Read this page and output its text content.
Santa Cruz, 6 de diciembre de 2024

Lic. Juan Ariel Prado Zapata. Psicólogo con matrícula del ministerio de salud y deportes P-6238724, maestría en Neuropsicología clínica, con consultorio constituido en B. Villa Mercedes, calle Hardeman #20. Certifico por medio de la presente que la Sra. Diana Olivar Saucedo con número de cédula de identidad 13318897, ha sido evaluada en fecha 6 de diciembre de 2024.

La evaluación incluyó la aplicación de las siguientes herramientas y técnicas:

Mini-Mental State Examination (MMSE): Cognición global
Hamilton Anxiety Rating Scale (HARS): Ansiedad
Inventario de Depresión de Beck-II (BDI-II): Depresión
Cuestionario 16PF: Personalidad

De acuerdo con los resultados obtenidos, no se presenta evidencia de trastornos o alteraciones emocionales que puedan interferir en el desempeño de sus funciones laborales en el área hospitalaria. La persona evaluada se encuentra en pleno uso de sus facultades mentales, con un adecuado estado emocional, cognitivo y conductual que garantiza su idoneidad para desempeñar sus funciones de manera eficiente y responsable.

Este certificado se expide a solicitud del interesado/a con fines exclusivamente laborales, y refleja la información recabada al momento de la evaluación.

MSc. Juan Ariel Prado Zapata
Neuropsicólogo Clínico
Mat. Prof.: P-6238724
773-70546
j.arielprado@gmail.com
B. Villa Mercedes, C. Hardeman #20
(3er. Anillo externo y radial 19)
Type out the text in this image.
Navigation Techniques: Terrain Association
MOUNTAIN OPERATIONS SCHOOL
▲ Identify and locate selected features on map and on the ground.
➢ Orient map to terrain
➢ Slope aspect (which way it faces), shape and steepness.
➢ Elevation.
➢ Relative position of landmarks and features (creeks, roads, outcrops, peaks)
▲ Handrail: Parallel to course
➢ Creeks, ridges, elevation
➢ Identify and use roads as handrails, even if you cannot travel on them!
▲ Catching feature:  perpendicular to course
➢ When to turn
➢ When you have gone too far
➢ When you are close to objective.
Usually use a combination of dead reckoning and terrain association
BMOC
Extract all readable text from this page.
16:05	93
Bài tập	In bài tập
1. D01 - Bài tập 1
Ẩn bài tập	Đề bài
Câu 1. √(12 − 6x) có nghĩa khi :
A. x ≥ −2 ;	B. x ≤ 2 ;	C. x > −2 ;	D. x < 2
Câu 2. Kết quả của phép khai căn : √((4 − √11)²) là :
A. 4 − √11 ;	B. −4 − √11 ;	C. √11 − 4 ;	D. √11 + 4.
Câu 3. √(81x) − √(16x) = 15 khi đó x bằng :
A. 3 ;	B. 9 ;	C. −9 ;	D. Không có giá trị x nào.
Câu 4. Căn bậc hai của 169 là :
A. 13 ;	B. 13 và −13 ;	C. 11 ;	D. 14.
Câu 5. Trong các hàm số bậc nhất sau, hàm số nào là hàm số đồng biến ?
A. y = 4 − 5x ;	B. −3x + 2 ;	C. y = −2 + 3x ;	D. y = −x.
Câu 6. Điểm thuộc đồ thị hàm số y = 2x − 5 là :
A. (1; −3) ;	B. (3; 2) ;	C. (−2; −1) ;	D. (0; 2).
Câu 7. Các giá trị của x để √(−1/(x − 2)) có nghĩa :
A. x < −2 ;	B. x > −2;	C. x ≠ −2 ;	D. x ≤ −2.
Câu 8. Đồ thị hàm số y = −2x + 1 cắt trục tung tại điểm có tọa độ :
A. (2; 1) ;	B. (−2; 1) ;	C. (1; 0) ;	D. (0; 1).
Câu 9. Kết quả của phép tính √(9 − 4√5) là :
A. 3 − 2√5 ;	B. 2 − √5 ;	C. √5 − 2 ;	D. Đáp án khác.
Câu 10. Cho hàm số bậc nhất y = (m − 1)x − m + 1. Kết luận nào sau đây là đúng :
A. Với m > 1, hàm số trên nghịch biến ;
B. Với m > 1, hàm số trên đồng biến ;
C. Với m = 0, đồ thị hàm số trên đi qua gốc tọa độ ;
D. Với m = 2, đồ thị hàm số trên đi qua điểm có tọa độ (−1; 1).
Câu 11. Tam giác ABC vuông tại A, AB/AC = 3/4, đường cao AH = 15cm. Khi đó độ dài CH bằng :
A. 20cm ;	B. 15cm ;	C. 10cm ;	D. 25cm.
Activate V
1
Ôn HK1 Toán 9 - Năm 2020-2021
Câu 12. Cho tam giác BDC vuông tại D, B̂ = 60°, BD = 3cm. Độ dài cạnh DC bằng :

════

Print every entry exactly as it appears.

> **Problem solution**
Read this page and output its text content.
Santa Cruz, 6 de diciembre de 2024

Lic. Juan Ariel Prado Zapata. Psicólogo con matrícula del ministerio de salud y deportes P-6238724, maestría en Neuropsicología clínica, con consultorio constituido en B. Villa Mercedes, calle Hardeman #20. Certifico por medio de la presente que la Sra. Diana Olivar Saucedo con número de cédula de identidad 13318897, ha sido evaluada en fecha 6 de diciembre de 2024.

La evaluación incluyó la aplicación de las siguientes herramientas y técnicas:

Mini-Mental State Examination (MMSE): Cognición global
Hamilton Anxiety Rating Scale (HARS): Ansiedad
Inventario de Depresión de Beck-II (BDI-II): Depresión
Cuestionario 16PF: Personalidad

De acuerdo con los resultados obtenidos, no se presenta evidencia de trastornos o alteraciones emocionales que puedan interferir en el desempeño de sus funciones laborales en el área hospitalaria. La persona evaluada se encuentra en pleno uso de sus facultades mentales, con un adecuado estado emocional, cognitivo y conductual que garantiza su idoneidad para desempeñar sus funciones de manera eficiente y responsable.

Este certificado se expide a solicitud del interesado/a con fines exclusivamente laborales, y refleja la información recabada al momento de la evaluación.

MSc. Juan Ariel Prado Zapata
Neuropsicólogo Clínico
Mat. Prof.: P-6238724
773-70546
j.arielprado@gmail.com
B. Villa Mercedes, C. Hardeman #20
(3er. Anillo externo y radial 19)
Type out the text in this image.
Navigation Techniques: Terrain Association
MOUNTAIN OPERATIONS SCHOOL
▲ Identify and locate selected features on map and on the ground.
➢ Orient map to terrain
➢ Slope aspect (which way it faces), shape and steepness.
➢ Elevation.
➢ Relative position of landmarks and features (creeks, roads, outcrops, peaks)
▲ Handrail: Parallel to course
➢ Creeks, ridges, elevation
➢ Identify and use roads as handrails, even if you cannot travel on them!
▲ Catching feature:  perpendicular to course
➢ When to turn
➢ When you have gone too far
➢ When you are close to objective.
Usually use a combination of dead reckoning and terrain association
BMOC
Extract all readable text from this page.
16:05	93
Bài tập	In bài tập
1. D01 - Bài tập 1
Ẩn bài tập	Đề bài
Câu 1. √(12 − 6x) có nghĩa khi :
A. x ≥ −2 ;	B. x ≤ 2 ;	C. x > −2 ;	D. x < 2
Câu 2. Kết quả của phép khai căn : √((4 − √11)²) là :
A. 4 − √11 ;	B. −4 − √11 ;	C. √11 − 4 ;	D. √11 + 4.
Câu 3. √(81x) − √(16x) = 15 khi đó x bằng :
A. 3 ;	B. 9 ;	C. −9 ;	D. Không có giá trị x nào.
Câu 4. Căn bậc hai của 169 là :
A. 13 ;	B. 13 và −13 ;	C. 11 ;	D. 14.
Câu 5. Trong các hàm số bậc nhất sau, hàm số nào là hàm số đồng biến ?
A. y = 4 − 5x ;	B. −3x + 2 ;	C. y = −2 + 3x ;	D. y = −x.
Câu 6. Điểm thuộc đồ thị hàm số y = 2x − 5 là :
A. (1; −3) ;	B. (3; 2) ;	C. (−2; −1) ;	D. (0; 2).
Câu 7. Các giá trị của x để √(−1/(x − 2)) có nghĩa :
A. x < −2 ;	B. x > −2;	C. x ≠ −2 ;	D. x ≤ −2.
Câu 8. Đồ thị hàm số y = −2x + 1 cắt trục tung tại điểm có tọa độ :
A. (2; 1) ;	B. (−2; 1) ;	C. (1; 0) ;	D. (0; 1).
Câu 9. Kết quả của phép tính √(9 − 4√5) là :
A. 3 − 2√5 ;	B. 2 − √5 ;	C. √5 − 2 ;	D. Đáp án khác.
Câu 10. Cho hàm số bậc nhất y = (m − 1)x − m + 1. Kết luận nào sau đây là đúng :
A. Với m > 1, hàm số trên nghịch biến ;
B. Với m > 1, hàm số trên đồng biến ;
C. Với m = 0, đồ thị hàm số trên đi qua gốc tọa độ ;
D. Với m = 2, đồ thị hàm số trên đi qua điểm có tọa độ (−1; 1).
Câu 11. Tam giác ABC vuông tại A, AB/AC = 3/4, đường cao AH = 15cm. Khi đó độ dài CH bằng :
A. 20cm ;	B. 15cm ;	C. 10cm ;	D. 25cm.
Activate V
1
Ôn HK1 Toán 9 - Năm 2020-2021
Câu 12. Cho tam giác BDC vuông tại D, B̂ = 60°, BD = 3cm. Độ dài cạnh DC bằng :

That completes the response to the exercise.